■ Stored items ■
-- Begin --
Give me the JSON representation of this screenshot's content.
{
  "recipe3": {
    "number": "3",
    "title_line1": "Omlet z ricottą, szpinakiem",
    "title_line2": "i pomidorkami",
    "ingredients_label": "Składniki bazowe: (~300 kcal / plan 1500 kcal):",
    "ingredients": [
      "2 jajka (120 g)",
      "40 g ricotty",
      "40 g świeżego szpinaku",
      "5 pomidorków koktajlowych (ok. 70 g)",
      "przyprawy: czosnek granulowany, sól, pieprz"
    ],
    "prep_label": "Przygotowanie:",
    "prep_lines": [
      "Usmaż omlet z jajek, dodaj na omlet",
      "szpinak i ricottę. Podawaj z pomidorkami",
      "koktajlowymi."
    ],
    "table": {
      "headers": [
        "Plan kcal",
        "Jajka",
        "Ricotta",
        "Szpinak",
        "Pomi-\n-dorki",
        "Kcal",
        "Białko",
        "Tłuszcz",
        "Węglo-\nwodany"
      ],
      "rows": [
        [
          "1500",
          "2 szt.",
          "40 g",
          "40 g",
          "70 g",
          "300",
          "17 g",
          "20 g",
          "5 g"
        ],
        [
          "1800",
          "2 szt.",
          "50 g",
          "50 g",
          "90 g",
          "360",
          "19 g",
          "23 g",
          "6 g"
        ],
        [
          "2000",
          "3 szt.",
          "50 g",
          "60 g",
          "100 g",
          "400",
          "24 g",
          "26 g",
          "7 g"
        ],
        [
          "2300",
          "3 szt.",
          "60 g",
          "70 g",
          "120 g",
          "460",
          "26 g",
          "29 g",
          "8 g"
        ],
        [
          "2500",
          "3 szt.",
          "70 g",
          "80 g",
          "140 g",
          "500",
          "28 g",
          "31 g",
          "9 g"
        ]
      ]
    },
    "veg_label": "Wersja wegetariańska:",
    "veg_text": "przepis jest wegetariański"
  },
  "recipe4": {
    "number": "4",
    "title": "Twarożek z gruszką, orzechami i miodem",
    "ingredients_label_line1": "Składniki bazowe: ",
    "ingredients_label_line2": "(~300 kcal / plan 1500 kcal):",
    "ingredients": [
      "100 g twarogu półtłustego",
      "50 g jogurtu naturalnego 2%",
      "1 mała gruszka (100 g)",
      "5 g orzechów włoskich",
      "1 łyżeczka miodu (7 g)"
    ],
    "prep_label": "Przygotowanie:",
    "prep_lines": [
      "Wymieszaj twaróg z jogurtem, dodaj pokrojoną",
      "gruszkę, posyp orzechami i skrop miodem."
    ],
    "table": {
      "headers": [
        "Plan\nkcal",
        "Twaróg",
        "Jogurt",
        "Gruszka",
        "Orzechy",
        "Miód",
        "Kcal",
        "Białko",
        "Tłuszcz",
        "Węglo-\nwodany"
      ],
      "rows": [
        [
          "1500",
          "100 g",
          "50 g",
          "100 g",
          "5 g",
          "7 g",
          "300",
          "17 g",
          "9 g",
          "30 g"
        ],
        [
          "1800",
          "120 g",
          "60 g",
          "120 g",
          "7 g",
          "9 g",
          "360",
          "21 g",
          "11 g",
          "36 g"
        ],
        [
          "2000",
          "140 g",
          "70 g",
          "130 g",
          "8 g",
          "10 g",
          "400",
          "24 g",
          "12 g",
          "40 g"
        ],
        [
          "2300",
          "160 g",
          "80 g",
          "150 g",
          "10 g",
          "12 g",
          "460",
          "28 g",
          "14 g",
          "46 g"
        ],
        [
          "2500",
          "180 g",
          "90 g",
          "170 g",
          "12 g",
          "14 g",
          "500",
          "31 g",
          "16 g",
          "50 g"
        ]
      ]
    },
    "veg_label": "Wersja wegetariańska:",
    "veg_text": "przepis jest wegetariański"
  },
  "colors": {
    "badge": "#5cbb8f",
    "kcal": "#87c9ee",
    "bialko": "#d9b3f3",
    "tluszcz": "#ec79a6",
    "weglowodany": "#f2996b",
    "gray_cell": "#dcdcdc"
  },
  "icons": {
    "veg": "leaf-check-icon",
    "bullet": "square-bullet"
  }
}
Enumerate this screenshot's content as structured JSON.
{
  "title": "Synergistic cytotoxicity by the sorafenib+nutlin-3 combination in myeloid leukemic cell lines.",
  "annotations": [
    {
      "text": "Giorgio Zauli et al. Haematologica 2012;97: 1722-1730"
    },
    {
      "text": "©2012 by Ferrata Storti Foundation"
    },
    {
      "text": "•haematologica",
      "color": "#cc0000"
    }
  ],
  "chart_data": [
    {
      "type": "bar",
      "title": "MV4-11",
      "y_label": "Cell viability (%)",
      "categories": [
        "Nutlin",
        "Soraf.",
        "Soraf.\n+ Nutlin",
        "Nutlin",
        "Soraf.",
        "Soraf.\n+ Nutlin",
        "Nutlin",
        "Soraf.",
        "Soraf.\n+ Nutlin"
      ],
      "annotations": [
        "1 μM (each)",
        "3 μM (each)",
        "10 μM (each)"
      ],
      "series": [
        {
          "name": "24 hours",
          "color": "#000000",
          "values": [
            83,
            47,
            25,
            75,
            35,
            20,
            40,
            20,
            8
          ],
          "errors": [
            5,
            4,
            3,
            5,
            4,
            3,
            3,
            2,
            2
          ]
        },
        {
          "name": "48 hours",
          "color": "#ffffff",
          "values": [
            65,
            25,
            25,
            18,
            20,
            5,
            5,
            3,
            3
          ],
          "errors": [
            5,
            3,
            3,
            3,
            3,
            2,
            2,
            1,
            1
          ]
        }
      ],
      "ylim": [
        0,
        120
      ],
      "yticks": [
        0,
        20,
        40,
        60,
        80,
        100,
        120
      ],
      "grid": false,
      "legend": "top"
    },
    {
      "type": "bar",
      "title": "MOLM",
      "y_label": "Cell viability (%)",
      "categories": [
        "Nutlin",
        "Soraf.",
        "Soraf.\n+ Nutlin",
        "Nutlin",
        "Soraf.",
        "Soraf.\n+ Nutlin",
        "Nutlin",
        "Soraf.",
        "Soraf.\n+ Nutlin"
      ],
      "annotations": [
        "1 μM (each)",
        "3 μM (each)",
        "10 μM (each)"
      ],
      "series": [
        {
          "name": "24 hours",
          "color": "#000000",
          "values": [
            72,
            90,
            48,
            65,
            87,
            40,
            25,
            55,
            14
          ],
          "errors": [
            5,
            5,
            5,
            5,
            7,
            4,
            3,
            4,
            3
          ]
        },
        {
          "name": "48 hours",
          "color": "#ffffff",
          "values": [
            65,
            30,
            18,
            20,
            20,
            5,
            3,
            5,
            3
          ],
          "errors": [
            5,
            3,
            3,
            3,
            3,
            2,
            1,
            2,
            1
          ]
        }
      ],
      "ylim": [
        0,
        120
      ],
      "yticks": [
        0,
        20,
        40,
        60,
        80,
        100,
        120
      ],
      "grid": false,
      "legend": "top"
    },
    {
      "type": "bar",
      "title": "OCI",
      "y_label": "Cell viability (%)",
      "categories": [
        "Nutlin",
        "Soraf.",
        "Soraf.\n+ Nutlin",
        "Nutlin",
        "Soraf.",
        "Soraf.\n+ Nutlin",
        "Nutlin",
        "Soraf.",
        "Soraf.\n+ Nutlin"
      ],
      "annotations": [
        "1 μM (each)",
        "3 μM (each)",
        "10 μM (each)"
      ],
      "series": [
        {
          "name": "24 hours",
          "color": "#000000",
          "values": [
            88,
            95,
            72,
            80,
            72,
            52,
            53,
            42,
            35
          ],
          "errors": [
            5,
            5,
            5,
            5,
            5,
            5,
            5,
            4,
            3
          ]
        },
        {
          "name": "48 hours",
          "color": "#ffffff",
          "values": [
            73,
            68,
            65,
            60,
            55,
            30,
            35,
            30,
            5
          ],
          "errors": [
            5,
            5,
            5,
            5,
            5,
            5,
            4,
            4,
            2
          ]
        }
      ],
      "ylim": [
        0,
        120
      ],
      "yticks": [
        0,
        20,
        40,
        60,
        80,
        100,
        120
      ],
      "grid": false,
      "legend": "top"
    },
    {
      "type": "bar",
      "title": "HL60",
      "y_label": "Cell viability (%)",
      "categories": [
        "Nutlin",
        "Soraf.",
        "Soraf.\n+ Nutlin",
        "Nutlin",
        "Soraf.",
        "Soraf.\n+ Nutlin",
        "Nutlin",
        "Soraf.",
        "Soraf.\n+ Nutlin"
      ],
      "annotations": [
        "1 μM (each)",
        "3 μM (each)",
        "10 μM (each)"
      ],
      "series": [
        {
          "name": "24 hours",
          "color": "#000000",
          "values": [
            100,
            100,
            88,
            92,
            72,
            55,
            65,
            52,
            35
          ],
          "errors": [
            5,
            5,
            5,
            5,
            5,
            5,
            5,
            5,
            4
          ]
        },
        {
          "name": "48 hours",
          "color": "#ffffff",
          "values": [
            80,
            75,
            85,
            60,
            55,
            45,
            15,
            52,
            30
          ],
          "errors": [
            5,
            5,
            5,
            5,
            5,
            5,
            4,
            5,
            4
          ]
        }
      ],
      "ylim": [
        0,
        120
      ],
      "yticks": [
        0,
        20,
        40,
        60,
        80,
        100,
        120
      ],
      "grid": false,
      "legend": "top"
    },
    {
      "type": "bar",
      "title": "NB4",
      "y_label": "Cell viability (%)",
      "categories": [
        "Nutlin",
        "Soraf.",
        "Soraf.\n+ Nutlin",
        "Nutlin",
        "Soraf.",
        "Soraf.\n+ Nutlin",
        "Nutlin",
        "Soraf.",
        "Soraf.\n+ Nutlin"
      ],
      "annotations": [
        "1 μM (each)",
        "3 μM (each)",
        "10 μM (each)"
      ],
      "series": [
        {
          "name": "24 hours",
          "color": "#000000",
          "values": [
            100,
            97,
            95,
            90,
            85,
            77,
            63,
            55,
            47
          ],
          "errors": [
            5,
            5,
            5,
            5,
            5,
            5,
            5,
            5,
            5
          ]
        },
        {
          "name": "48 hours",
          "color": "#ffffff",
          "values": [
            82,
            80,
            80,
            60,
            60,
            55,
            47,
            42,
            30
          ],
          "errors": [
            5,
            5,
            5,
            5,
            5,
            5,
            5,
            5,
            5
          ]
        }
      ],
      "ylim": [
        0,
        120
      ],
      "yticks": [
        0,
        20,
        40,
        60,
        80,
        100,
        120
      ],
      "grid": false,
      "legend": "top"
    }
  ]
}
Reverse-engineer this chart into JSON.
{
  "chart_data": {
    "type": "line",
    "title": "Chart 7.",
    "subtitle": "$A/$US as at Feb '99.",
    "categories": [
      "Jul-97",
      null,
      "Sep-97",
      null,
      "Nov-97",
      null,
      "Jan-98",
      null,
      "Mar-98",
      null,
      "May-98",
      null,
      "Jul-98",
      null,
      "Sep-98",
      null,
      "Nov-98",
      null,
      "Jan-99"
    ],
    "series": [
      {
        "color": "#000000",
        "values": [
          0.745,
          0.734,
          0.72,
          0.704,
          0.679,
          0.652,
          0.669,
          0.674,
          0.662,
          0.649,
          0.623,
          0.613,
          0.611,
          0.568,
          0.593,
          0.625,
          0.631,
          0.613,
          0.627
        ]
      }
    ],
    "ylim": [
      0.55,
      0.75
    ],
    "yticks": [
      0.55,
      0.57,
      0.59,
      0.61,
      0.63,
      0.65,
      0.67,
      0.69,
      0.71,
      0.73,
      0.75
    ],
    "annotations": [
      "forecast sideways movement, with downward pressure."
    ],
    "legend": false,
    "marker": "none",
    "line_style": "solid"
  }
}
-- End --
■ Challenge ■
Leave out every line without the string "miodem" and copy the rest.

■ Full output ■
    "title": "Twarożek z gruszką, orzechami i miodem",
      "gruszkę, posyp orzechami i skrop miodem."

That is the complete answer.